## [TASK BRIEF]
Copy out all lines where "Gaussians" appears.

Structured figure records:
(begin)
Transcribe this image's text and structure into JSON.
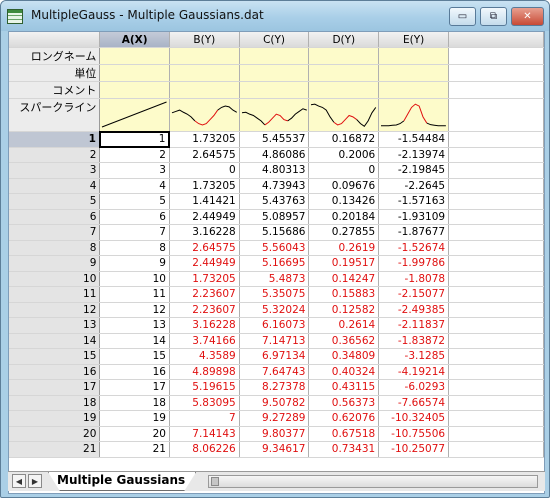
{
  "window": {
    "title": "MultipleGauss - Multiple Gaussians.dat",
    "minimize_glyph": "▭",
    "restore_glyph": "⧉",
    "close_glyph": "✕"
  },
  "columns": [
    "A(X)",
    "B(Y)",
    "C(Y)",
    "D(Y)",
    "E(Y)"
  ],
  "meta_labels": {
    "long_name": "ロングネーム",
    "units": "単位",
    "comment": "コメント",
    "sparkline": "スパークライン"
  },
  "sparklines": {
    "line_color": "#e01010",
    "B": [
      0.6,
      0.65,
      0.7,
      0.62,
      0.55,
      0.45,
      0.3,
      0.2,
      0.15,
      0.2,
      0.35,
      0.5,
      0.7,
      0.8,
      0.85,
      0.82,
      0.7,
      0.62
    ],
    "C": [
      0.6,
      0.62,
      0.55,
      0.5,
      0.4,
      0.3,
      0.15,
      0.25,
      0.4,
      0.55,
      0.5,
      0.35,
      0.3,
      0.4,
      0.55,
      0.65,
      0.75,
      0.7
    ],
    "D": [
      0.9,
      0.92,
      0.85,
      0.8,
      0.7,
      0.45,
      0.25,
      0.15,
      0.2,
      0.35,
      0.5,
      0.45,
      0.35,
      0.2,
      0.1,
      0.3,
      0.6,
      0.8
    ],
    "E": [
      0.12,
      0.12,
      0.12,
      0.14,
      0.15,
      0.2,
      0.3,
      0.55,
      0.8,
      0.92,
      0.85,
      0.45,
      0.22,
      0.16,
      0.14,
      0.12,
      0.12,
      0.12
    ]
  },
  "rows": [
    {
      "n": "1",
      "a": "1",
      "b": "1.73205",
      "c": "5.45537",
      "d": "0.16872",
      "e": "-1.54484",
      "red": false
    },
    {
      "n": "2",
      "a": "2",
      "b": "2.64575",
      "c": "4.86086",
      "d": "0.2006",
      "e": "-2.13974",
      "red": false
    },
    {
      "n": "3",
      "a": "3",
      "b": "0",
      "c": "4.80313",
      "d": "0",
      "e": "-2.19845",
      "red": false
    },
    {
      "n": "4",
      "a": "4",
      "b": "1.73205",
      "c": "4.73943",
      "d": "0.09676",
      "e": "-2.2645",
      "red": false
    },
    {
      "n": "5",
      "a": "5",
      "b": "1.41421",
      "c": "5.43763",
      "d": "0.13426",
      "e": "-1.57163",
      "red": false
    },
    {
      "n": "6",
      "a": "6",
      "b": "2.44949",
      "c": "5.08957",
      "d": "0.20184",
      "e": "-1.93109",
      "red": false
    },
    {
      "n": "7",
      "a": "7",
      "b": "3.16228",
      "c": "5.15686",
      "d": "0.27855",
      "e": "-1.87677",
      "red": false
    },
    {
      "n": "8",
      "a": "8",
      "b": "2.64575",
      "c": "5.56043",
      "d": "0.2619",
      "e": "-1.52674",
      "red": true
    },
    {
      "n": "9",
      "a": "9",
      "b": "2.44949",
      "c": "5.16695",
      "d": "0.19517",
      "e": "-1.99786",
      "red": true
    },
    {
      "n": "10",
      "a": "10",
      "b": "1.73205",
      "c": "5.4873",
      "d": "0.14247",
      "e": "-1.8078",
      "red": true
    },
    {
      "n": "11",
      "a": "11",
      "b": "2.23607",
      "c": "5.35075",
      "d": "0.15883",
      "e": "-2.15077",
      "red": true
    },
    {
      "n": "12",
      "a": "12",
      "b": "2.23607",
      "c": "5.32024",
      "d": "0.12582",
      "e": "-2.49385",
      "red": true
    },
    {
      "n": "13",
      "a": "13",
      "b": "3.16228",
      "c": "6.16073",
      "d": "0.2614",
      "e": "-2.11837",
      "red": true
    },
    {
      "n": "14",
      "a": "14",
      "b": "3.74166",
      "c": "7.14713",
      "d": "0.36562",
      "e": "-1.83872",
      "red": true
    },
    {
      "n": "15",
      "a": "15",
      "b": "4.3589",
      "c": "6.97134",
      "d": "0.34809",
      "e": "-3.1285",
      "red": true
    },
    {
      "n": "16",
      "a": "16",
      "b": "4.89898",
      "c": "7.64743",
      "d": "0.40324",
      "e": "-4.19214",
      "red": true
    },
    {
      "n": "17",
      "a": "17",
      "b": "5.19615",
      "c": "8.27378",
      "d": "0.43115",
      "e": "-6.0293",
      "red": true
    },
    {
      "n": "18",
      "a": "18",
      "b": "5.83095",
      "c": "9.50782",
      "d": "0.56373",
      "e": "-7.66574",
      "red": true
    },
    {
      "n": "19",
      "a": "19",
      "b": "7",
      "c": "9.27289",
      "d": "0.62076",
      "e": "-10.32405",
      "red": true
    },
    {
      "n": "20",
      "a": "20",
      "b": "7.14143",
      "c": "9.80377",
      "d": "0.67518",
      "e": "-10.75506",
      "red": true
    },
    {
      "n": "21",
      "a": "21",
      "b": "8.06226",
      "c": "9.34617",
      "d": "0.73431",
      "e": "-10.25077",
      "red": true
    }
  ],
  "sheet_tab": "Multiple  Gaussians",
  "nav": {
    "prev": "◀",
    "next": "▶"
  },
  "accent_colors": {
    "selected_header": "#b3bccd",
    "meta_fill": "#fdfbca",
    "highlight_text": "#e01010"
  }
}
(end)
## [RESULT]
    "title": "MultipleGauss - Multiple Gaussians.dat",
  "sheet_tab": "Multiple  Gaussians",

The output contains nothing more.